▶ INSTRUCTIONS TO FOLLOW
Repeat the material verbatim. Images are excluded from the copy.

▶ DATA LISTING
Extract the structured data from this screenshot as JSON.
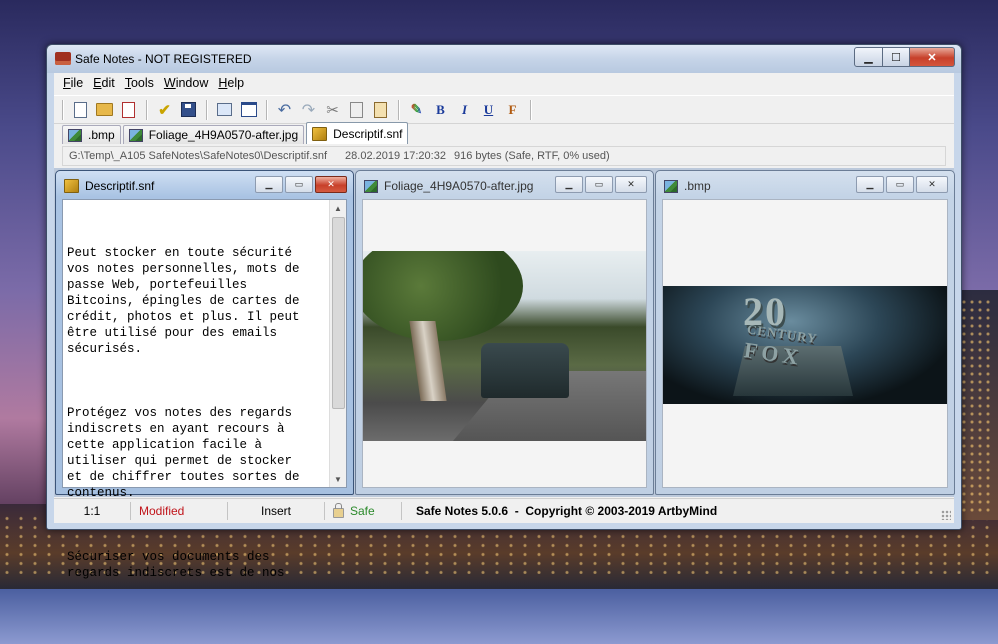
{
  "window": {
    "title": "Safe Notes - NOT REGISTERED",
    "controls": {
      "minimize": "▁",
      "maximize": "☐",
      "close": "✕"
    }
  },
  "menu": [
    {
      "label": "File",
      "accel": "F",
      "rest": "ile"
    },
    {
      "label": "Edit",
      "accel": "E",
      "rest": "dit"
    },
    {
      "label": "Tools",
      "accel": "T",
      "rest": "ools"
    },
    {
      "label": "Window",
      "accel": "W",
      "rest": "indow"
    },
    {
      "label": "Help",
      "accel": "H",
      "rest": "elp"
    }
  ],
  "toolbar": {
    "icons": [
      "new-note-icon",
      "open-icon",
      "close-note-icon",
      "spellcheck-icon",
      "save-icon",
      "new-window-icon",
      "window-icon",
      "undo-icon",
      "redo-icon",
      "cut-icon",
      "copy-icon",
      "paste-icon",
      "color-icon",
      "bold-icon",
      "italic-icon",
      "underline-icon",
      "font-icon"
    ],
    "bold": "B",
    "italic": "I",
    "underline": "U",
    "font": "F"
  },
  "tabs": [
    {
      "label": ".bmp",
      "type": "image",
      "active": false
    },
    {
      "label": "Foliage_4H9A0570-after.jpg",
      "type": "image",
      "active": false
    },
    {
      "label": "Descriptif.snf",
      "type": "note",
      "active": true
    }
  ],
  "pathbar": {
    "path": "G:\\Temp\\_A105 SafeNotes\\SafeNotes0\\Descriptif.snf",
    "date": "28.02.2019 17:20:32",
    "info": "916 bytes (Safe, RTF, 0% used)"
  },
  "children": [
    {
      "title": "Descriptif.snf",
      "type": "note",
      "active": true,
      "paragraphs": [
        "Peut stocker en toute sécurité\nvos notes personnelles, mots de\npasse Web, portefeuilles\nBitcoins, épingles de cartes de\ncrédit, photos et plus. Il peut\nêtre utilisé pour des emails\nsécurisés.",
        "Protégez vos notes des regards\nindiscrets en ayant recours à\ncette application facile à\nutiliser qui permet de stocker\net de chiffrer toutes sortes de\ncontenus.",
        "Sécuriser vos documents des\nregards indiscrets est de nos"
      ]
    },
    {
      "title": "Foliage_4H9A0570-after.jpg",
      "type": "image",
      "active": false
    },
    {
      "title": ".bmp",
      "type": "image",
      "active": false,
      "image_text": [
        "20",
        "CENTURY",
        "FOX"
      ]
    }
  ],
  "statusbar": {
    "position": "1:1",
    "modified": "Modified",
    "mode": "Insert",
    "safe": "Safe",
    "copyright": "Safe Notes 5.0.6  -  Copyright © 2003-2019 ArtbyMind"
  },
  "colors": {
    "modified": "#c0141a",
    "safe": "#2b8a2b",
    "close_button": "#c7402a"
  }
}
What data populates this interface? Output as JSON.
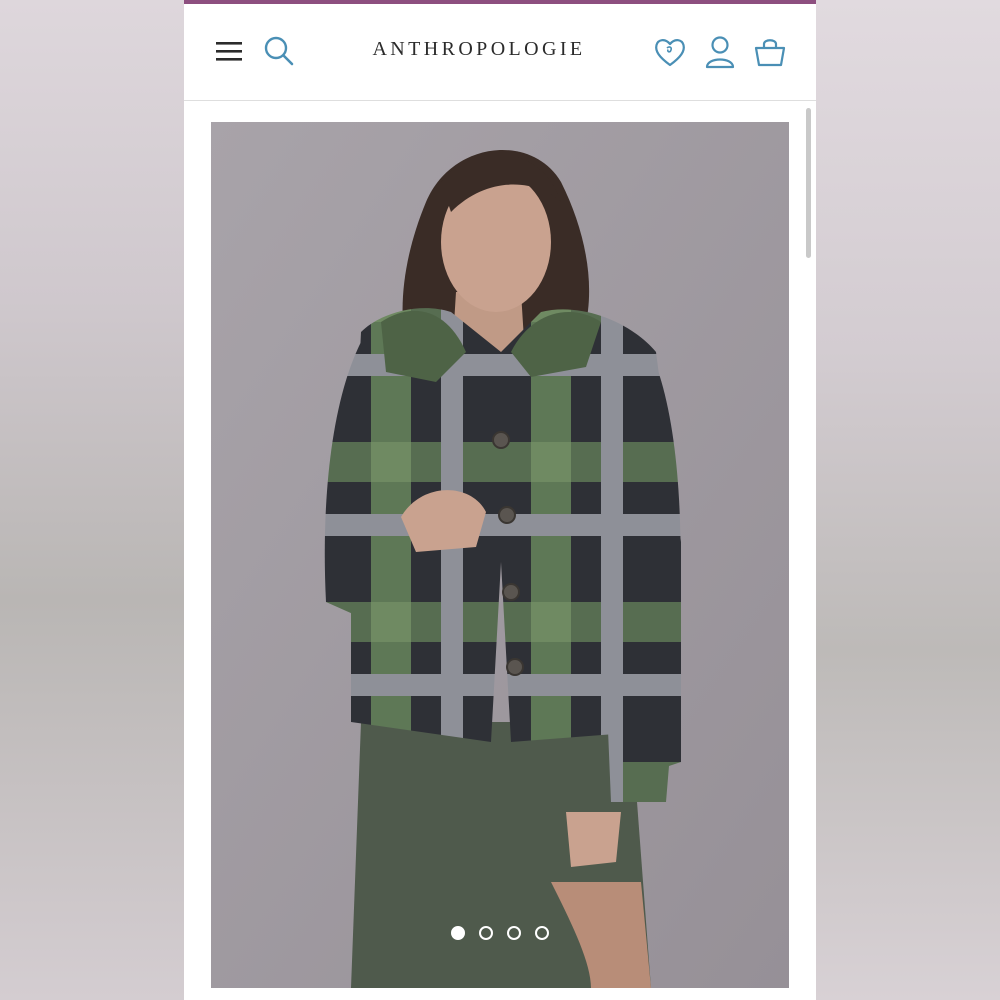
{
  "header": {
    "brand": "ANTHROPOLOGIE",
    "icons": {
      "menu": "hamburger-menu-icon",
      "search": "search-icon",
      "wishlist": "heart-icon",
      "account": "user-icon",
      "bag": "shopping-bag-icon"
    }
  },
  "colors": {
    "accent": "#8d4f7f",
    "icon": "#4a8fb5",
    "text": "#2b2b2b"
  },
  "product": {
    "image": "plaid-shirt-jacket-photo",
    "carousel": {
      "total": 4,
      "active": 1
    }
  }
}
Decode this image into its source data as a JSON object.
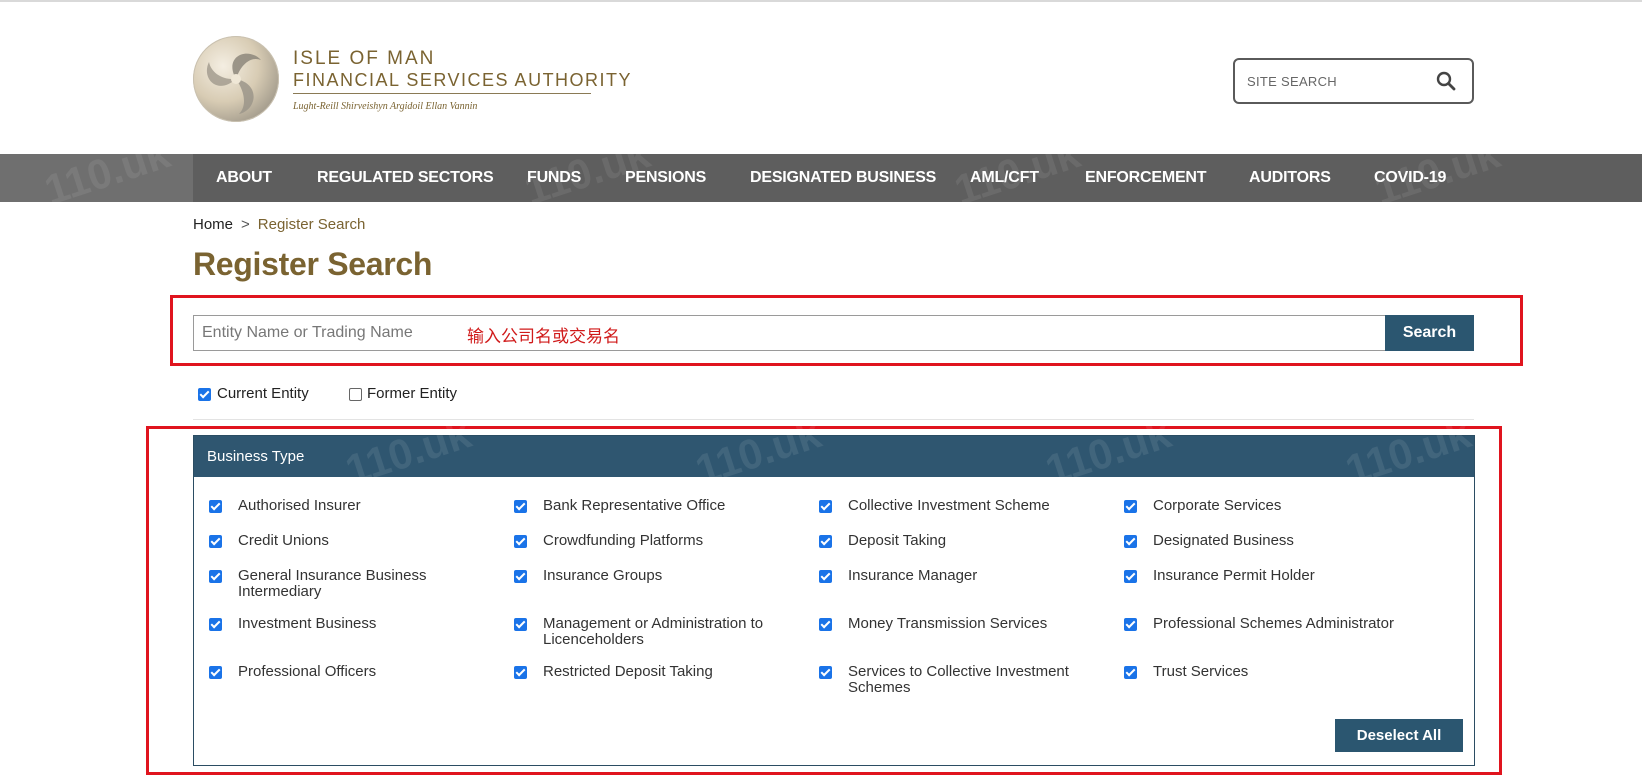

▶ ANSWER BELOW
Extract the structured data from this screenshot as JSON.
{
  "window": {
    "title": "Safe Notes - NOT REGISTERED",
    "controls": {
      "minimize": "▁",
      "maximize": "☐",
      "close": "✕"
    }
  },
  "menu": [
    {
      "label": "File",
      "accel": "F",
      "rest": "ile"
    },
    {
      "label": "Edit",
      "accel": "E",
      "rest": "dit"
    },
    {
      "label": "Tools",
      "accel": "T",
      "rest": "ools"
    },
    {
      "label": "Window",
      "accel": "W",
      "rest": "indow"
    },
    {
      "label": "Help",
      "accel": "H",
      "rest": "elp"
    }
  ],
  "toolbar": {
    "icons": [
      "new-note-icon",
      "open-icon",
      "close-note-icon",
      "spellcheck-icon",
      "save-icon",
      "new-window-icon",
      "window-icon",
      "undo-icon",
      "redo-icon",
      "cut-icon",
      "copy-icon",
      "paste-icon",
      "color-icon",
      "bold-icon",
      "italic-icon",
      "underline-icon",
      "font-icon"
    ],
    "bold": "B",
    "italic": "I",
    "underline": "U",
    "font": "F"
  },
  "tabs": [
    {
      "label": ".bmp",
      "type": "image",
      "active": false
    },
    {
      "label": "Foliage_4H9A0570-after.jpg",
      "type": "image",
      "active": false
    },
    {
      "label": "Descriptif.snf",
      "type": "note",
      "active": true
    }
  ],
  "pathbar": {
    "path": "G:\\Temp\\_A105 SafeNotes\\SafeNotes0\\Descriptif.snf",
    "date": "28.02.2019 17:20:32",
    "info": "916 bytes (Safe, RTF, 0% used)"
  },
  "children": [
    {
      "title": "Descriptif.snf",
      "type": "note",
      "active": true,
      "paragraphs": [
        "Peut stocker en toute sécurité\nvos notes personnelles, mots de\npasse Web, portefeuilles\nBitcoins, épingles de cartes de\ncrédit, photos et plus. Il peut\nêtre utilisé pour des emails\nsécurisés.",
        "Protégez vos notes des regards\nindiscrets en ayant recours à\ncette application facile à\nutiliser qui permet de stocker\net de chiffrer toutes sortes de\ncontenus.",
        "Sécuriser vos documents des\nregards indiscrets est de nos"
      ]
    },
    {
      "title": "Foliage_4H9A0570-after.jpg",
      "type": "image",
      "active": false
    },
    {
      "title": ".bmp",
      "type": "image",
      "active": false,
      "image_text": [
        "20",
        "CENTURY",
        "FOX"
      ]
    }
  ],
  "statusbar": {
    "position": "1:1",
    "modified": "Modified",
    "mode": "Insert",
    "safe": "Safe",
    "copyright": "Safe Notes 5.0.6  -  Copyright © 2003-2019 ArtbyMind"
  },
  "colors": {
    "modified": "#c0141a",
    "safe": "#2b8a2b",
    "close_button": "#c7402a"
  }
}
What data populates this interface? Output as JSON.
{
  "header": {
    "brand": "ANTHROPOLOGIE",
    "icons": {
      "menu": "hamburger-menu-icon",
      "search": "search-icon",
      "wishlist": "heart-icon",
      "account": "user-icon",
      "bag": "shopping-bag-icon"
    }
  },
  "colors": {
    "accent": "#8d4f7f",
    "icon": "#4a8fb5",
    "text": "#2b2b2b"
  },
  "product": {
    "image": "plaid-shirt-jacket-photo",
    "carousel": {
      "total": 4,
      "active": 1
    }
  }
}
Decode this image into its source data as a JSON object.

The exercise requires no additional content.